**Directions**
Copy out all the records, word for word.

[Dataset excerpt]
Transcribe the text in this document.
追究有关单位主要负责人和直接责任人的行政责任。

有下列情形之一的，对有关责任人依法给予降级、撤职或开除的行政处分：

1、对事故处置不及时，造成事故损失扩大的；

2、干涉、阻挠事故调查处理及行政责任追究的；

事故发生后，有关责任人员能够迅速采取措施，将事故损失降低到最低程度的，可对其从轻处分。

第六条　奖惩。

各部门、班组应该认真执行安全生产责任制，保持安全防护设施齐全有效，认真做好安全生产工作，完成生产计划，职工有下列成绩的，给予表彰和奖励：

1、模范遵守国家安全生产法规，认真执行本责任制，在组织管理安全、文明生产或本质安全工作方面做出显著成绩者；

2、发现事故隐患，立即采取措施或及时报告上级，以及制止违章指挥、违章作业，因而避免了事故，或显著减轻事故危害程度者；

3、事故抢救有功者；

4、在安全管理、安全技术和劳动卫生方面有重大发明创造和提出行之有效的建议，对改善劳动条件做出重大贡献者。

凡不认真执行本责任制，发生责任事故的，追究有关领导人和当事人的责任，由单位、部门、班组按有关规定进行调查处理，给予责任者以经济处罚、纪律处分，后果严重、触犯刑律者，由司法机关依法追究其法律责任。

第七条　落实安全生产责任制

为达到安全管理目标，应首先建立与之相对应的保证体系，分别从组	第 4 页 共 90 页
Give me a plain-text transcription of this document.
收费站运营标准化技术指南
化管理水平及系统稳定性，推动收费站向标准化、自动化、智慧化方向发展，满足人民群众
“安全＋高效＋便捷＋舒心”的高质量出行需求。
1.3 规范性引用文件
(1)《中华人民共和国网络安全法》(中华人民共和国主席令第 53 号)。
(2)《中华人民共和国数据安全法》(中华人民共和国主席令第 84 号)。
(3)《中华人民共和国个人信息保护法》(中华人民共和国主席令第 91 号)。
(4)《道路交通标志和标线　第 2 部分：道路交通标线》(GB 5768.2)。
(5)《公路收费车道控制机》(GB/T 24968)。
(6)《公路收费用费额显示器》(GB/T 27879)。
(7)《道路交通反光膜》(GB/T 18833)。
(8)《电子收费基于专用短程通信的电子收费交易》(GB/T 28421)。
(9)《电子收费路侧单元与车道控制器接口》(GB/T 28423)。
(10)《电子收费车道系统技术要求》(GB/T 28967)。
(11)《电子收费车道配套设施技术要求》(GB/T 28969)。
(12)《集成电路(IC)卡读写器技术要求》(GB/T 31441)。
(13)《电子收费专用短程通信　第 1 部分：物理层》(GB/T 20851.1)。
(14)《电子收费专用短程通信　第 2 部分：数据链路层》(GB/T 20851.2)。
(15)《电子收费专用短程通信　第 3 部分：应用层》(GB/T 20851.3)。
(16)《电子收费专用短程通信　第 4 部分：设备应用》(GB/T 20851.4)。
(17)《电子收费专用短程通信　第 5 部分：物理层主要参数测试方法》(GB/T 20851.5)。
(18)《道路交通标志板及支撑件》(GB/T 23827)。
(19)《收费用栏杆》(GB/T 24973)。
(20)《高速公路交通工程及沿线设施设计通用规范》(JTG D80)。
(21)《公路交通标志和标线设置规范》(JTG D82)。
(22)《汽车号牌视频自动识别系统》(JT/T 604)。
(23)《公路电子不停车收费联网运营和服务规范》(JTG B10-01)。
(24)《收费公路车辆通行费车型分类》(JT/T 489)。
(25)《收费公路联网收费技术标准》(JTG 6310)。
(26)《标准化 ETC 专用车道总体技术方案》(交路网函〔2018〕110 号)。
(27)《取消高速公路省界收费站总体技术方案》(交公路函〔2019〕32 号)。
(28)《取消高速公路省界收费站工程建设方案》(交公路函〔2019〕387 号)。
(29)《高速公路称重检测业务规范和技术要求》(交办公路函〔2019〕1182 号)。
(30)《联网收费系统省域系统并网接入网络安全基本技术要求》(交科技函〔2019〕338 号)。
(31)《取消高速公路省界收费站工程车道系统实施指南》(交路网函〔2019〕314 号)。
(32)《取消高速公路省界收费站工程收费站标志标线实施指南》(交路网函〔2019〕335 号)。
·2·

**Complete answer**
Transcribe the text in this document.
追究有关单位主要负责人和直接责任人的行政责任。

有下列情形之一的，对有关责任人依法给予降级、撤职或开除的行政处分：

1、对事故处置不及时，造成事故损失扩大的；

2、干涉、阻挠事故调查处理及行政责任追究的；

事故发生后，有关责任人员能够迅速采取措施，将事故损失降低到最低程度的，可对其从轻处分。

第六条　奖惩。

各部门、班组应该认真执行安全生产责任制，保持安全防护设施齐全有效，认真做好安全生产工作，完成生产计划，职工有下列成绩的，给予表彰和奖励：

1、模范遵守国家安全生产法规，认真执行本责任制，在组织管理安全、文明生产或本质安全工作方面做出显著成绩者；

2、发现事故隐患，立即采取措施或及时报告上级，以及制止违章指挥、违章作业，因而避免了事故，或显著减轻事故危害程度者；

3、事故抢救有功者；

4、在安全管理、安全技术和劳动卫生方面有重大发明创造和提出行之有效的建议，对改善劳动条件做出重大贡献者。

凡不认真执行本责任制，发生责任事故的，追究有关领导人和当事人的责任，由单位、部门、班组按有关规定进行调查处理，给予责任者以经济处罚、纪律处分，后果严重、触犯刑律者，由司法机关依法追究其法律责任。

第七条　落实安全生产责任制

为达到安全管理目标，应首先建立与之相对应的保证体系，分别从组	第 4 页 共 90 页
Give me a plain-text transcription of this document.
收费站运营标准化技术指南
化管理水平及系统稳定性，推动收费站向标准化、自动化、智慧化方向发展，满足人民群众
“安全＋高效＋便捷＋舒心”的高质量出行需求。
1.3 规范性引用文件
(1)《中华人民共和国网络安全法》(中华人民共和国主席令第 53 号)。
(2)《中华人民共和国数据安全法》(中华人民共和国主席令第 84 号)。
(3)《中华人民共和国个人信息保护法》(中华人民共和国主席令第 91 号)。
(4)《道路交通标志和标线　第 2 部分：道路交通标线》(GB 5768.2)。
(5)《公路收费车道控制机》(GB/T 24968)。
(6)《公路收费用费额显示器》(GB/T 27879)。
(7)《道路交通反光膜》(GB/T 18833)。
(8)《电子收费基于专用短程通信的电子收费交易》(GB/T 28421)。
(9)《电子收费路侧单元与车道控制器接口》(GB/T 28423)。
(10)《电子收费车道系统技术要求》(GB/T 28967)。
(11)《电子收费车道配套设施技术要求》(GB/T 28969)。
(12)《集成电路(IC)卡读写器技术要求》(GB/T 31441)。
(13)《电子收费专用短程通信　第 1 部分：物理层》(GB/T 20851.1)。
(14)《电子收费专用短程通信　第 2 部分：数据链路层》(GB/T 20851.2)。
(15)《电子收费专用短程通信　第 3 部分：应用层》(GB/T 20851.3)。
(16)《电子收费专用短程通信　第 4 部分：设备应用》(GB/T 20851.4)。
(17)《电子收费专用短程通信　第 5 部分：物理层主要参数测试方法》(GB/T 20851.5)。
(18)《道路交通标志板及支撑件》(GB/T 23827)。
(19)《收费用栏杆》(GB/T 24973)。
(20)《高速公路交通工程及沿线设施设计通用规范》(JTG D80)。
(21)《公路交通标志和标线设置规范》(JTG D82)。
(22)《汽车号牌视频自动识别系统》(JT/T 604)。
(23)《公路电子不停车收费联网运营和服务规范》(JTG B10-01)。
(24)《收费公路车辆通行费车型分类》(JT/T 489)。
(25)《收费公路联网收费技术标准》(JTG 6310)。
(26)《标准化 ETC 专用车道总体技术方案》(交路网函〔2018〕110 号)。
(27)《取消高速公路省界收费站总体技术方案》(交公路函〔2019〕32 号)。
(28)《取消高速公路省界收费站工程建设方案》(交公路函〔2019〕387 号)。
(29)《高速公路称重检测业务规范和技术要求》(交办公路函〔2019〕1182 号)。
(30)《联网收费系统省域系统并网接入网络安全基本技术要求》(交科技函〔2019〕338 号)。
(31)《取消高速公路省界收费站工程车道系统实施指南》(交路网函〔2019〕314 号)。
(32)《取消高速公路省界收费站工程收费站标志标线实施指南》(交路网函〔2019〕335 号)。
·2·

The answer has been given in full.